**Exercise instructions:** Leaving the pictures aside, transcribe every line below exactly.
──────── Supplied data ────────
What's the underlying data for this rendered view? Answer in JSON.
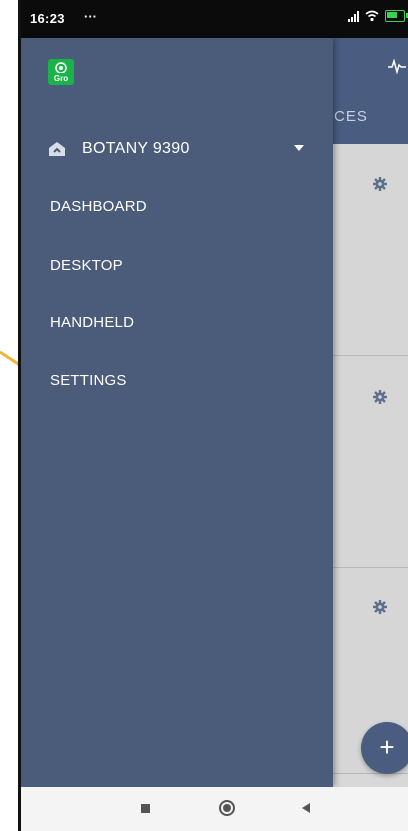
{
  "status_bar": {
    "time": "16:23",
    "dots": "···"
  },
  "background": {
    "tab_label": "CES"
  },
  "drawer": {
    "logo_text": "Gro",
    "site": "BOTANY 9390",
    "items": [
      {
        "label": "DASHBOARD"
      },
      {
        "label": "DESKTOP"
      },
      {
        "label": "HANDHELD"
      },
      {
        "label": "SETTINGS"
      }
    ]
  },
  "fab_label": "+",
  "colors": {
    "drawer": "#4b5b7a",
    "header": "#4a5d80",
    "logo": "#19b34a",
    "annotation": "#f2b43a"
  },
  "icons": [
    "signal-icon",
    "wifi-icon",
    "battery-icon",
    "pulse-icon",
    "gear-icon",
    "home-icon",
    "caret-down-icon",
    "recents-icon",
    "home-nav-icon",
    "back-icon"
  ]
}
────────
**The answer:**
What's the underlying data for this rendered view? Answer in JSON.
{
  "status_bar": {
    "time": "16:23",
    "dots": "···"
  },
  "background": {
    "tab_label": "CES"
  },
  "drawer": {
    "logo_text": "Gro",
    "site": "BOTANY 9390",
    "items": [
      {
        "label": "DASHBOARD"
      },
      {
        "label": "DESKTOP"
      },
      {
        "label": "HANDHELD"
      },
      {
        "label": "SETTINGS"
      }
    ]
  },
  "fab_label": "+",
  "colors": {
    "drawer": "#4b5b7a",
    "header": "#4a5d80",
    "logo": "#19b34a",
    "annotation": "#f2b43a"
  },
  "icons": [
    "signal-icon",
    "wifi-icon",
    "battery-icon",
    "pulse-icon",
    "gear-icon",
    "home-icon",
    "caret-down-icon",
    "recents-icon",
    "home-nav-icon",
    "back-icon"
  ]
}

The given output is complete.